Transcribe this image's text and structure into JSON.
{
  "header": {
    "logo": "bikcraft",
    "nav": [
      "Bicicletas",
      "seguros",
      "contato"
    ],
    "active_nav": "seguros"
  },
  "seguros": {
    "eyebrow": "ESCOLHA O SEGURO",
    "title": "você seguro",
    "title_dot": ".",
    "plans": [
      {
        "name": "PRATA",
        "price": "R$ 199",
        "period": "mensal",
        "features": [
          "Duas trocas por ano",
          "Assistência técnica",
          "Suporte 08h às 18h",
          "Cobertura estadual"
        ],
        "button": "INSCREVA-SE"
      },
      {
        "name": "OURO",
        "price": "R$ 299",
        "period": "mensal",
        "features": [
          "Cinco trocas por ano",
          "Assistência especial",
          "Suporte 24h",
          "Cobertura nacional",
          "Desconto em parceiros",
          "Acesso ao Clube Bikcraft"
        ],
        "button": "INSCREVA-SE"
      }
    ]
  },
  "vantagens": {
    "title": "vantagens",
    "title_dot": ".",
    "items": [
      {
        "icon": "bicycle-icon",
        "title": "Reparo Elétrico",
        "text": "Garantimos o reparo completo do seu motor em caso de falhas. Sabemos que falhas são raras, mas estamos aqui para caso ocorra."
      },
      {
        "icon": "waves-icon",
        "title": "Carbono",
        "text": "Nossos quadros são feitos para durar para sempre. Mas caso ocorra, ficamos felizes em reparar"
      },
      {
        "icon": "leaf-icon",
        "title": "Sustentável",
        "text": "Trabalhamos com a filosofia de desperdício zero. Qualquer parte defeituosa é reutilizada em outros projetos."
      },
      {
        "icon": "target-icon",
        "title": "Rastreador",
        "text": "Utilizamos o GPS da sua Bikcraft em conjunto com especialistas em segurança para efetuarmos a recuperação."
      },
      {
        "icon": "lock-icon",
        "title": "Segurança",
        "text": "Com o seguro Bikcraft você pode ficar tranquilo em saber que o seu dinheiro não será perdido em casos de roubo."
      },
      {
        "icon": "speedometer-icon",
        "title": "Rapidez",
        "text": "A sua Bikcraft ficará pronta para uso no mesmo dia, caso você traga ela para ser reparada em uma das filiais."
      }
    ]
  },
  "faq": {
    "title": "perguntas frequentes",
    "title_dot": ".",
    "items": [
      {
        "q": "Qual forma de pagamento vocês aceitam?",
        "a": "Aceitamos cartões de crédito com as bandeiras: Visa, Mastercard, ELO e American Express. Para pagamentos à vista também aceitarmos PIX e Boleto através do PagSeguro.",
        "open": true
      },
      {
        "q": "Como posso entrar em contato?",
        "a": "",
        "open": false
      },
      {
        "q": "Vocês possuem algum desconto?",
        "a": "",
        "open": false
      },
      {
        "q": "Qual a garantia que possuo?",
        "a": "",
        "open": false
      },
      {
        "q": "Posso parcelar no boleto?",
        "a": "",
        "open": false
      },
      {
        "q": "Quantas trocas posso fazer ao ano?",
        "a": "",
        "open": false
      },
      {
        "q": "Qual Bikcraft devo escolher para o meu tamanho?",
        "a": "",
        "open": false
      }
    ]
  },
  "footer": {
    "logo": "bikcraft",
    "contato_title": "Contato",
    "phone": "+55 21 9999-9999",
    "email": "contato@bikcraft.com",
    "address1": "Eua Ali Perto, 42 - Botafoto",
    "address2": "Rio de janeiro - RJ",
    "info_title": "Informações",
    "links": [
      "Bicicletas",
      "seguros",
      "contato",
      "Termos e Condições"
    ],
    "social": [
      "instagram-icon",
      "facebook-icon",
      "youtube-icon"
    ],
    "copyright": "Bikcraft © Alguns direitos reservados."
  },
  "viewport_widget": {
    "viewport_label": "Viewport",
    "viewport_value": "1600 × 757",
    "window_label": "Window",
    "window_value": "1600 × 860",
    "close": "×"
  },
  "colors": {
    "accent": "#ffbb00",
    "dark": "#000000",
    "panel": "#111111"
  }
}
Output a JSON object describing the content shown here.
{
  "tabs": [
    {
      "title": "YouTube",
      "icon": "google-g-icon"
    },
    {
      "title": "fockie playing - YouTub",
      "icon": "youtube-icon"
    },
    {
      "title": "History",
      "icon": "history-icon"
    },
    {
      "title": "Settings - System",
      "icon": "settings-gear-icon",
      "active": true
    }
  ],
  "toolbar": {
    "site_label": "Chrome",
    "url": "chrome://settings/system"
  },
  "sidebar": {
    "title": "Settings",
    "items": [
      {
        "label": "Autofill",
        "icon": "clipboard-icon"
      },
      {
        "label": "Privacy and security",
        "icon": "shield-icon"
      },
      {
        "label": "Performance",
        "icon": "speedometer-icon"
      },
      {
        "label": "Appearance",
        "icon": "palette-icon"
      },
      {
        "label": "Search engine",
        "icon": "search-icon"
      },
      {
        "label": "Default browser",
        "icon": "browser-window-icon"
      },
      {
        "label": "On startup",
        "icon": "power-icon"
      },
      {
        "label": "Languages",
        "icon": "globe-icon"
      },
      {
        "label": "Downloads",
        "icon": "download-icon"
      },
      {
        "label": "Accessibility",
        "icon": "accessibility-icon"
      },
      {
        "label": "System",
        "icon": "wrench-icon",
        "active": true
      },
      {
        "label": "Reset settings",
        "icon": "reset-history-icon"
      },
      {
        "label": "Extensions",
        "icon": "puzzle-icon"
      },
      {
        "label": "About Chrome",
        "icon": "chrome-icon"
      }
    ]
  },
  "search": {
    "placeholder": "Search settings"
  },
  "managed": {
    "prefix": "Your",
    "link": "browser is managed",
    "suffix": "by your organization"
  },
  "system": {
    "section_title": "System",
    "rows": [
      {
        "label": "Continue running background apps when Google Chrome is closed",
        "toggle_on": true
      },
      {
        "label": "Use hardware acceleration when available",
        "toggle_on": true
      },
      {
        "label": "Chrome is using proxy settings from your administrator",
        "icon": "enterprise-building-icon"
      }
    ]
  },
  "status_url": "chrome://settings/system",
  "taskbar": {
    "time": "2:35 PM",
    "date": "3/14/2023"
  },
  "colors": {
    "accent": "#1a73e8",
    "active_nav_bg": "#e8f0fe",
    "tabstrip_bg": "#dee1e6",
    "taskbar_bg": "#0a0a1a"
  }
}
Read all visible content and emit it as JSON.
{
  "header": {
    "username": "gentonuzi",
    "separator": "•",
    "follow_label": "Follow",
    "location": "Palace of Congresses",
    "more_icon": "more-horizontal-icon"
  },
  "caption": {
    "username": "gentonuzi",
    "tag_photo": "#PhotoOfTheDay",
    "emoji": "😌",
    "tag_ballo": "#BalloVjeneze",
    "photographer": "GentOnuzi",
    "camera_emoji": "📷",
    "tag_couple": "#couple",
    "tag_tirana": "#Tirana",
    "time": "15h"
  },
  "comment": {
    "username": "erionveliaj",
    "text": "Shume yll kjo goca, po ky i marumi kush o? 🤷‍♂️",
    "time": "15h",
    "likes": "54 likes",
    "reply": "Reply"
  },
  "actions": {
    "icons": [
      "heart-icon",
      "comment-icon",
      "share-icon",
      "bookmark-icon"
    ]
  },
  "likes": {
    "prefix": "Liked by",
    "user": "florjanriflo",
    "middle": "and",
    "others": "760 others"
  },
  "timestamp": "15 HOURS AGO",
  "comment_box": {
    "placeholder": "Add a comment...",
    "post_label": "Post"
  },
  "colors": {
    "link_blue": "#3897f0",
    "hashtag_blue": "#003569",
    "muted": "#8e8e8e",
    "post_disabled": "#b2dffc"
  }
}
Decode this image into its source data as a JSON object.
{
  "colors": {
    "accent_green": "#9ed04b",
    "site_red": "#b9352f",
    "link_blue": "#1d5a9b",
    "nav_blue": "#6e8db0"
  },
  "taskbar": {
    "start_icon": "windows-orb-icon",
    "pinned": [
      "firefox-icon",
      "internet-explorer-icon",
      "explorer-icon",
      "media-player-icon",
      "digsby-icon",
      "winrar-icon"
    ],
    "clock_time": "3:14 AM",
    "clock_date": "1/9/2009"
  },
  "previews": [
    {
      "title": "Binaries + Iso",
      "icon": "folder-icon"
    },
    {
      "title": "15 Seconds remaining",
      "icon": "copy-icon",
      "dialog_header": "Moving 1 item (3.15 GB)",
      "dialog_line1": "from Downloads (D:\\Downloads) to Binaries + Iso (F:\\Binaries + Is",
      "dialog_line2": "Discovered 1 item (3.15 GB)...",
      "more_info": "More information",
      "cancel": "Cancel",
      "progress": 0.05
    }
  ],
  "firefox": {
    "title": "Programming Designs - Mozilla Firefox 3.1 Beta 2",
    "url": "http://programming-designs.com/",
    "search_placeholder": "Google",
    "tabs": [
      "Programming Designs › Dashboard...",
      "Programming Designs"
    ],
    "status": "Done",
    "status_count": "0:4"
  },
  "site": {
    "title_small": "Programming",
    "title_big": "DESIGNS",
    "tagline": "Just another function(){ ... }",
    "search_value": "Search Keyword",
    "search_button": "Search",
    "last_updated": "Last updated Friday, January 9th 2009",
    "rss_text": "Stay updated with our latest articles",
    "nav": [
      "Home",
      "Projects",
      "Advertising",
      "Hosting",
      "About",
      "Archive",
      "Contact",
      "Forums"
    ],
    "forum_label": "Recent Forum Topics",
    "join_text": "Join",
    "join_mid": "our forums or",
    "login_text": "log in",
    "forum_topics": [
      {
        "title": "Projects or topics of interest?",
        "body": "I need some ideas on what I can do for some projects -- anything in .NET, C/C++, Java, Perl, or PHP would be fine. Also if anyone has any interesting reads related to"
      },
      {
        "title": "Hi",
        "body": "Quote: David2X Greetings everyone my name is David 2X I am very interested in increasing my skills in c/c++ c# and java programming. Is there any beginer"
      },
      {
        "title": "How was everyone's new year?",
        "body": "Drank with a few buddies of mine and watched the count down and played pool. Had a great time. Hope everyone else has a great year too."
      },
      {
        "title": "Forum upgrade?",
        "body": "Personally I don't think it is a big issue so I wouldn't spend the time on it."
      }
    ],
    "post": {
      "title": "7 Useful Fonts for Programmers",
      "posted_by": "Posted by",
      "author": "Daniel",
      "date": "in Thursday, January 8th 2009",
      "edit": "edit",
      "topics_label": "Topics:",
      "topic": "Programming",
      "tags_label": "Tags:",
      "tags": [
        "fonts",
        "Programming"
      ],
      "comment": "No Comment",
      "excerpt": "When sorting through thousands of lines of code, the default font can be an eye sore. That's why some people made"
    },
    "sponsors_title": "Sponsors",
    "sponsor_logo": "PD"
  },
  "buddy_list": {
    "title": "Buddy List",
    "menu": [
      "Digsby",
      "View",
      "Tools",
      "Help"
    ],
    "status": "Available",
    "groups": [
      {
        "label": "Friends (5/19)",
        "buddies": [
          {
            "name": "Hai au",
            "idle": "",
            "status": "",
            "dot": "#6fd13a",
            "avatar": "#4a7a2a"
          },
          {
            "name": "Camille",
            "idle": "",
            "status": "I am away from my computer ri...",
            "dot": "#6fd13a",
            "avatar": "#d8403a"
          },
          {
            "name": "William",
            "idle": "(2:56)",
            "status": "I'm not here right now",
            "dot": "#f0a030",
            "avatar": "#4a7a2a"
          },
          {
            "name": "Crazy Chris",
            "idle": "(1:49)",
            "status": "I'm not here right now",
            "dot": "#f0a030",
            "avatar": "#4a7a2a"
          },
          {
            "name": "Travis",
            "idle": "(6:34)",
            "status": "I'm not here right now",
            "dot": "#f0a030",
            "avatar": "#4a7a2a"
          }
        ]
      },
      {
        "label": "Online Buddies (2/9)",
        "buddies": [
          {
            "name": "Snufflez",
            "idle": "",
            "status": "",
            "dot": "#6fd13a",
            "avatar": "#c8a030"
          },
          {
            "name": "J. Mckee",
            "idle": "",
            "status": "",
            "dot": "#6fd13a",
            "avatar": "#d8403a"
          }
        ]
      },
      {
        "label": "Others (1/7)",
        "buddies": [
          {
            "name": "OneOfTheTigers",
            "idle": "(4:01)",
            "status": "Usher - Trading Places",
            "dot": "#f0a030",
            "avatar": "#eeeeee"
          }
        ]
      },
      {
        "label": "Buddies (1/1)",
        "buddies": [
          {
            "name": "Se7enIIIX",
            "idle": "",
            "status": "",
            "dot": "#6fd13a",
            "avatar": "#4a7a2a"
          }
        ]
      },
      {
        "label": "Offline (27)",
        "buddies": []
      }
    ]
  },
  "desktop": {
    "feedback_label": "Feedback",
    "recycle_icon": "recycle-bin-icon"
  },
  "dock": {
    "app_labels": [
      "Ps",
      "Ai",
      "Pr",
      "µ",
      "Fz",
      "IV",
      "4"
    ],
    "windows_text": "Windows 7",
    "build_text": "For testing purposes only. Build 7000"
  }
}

==================================================

# Your task:
Look through the records and count each line that holds "some". Write only the total.

# Answer for this exercise:
2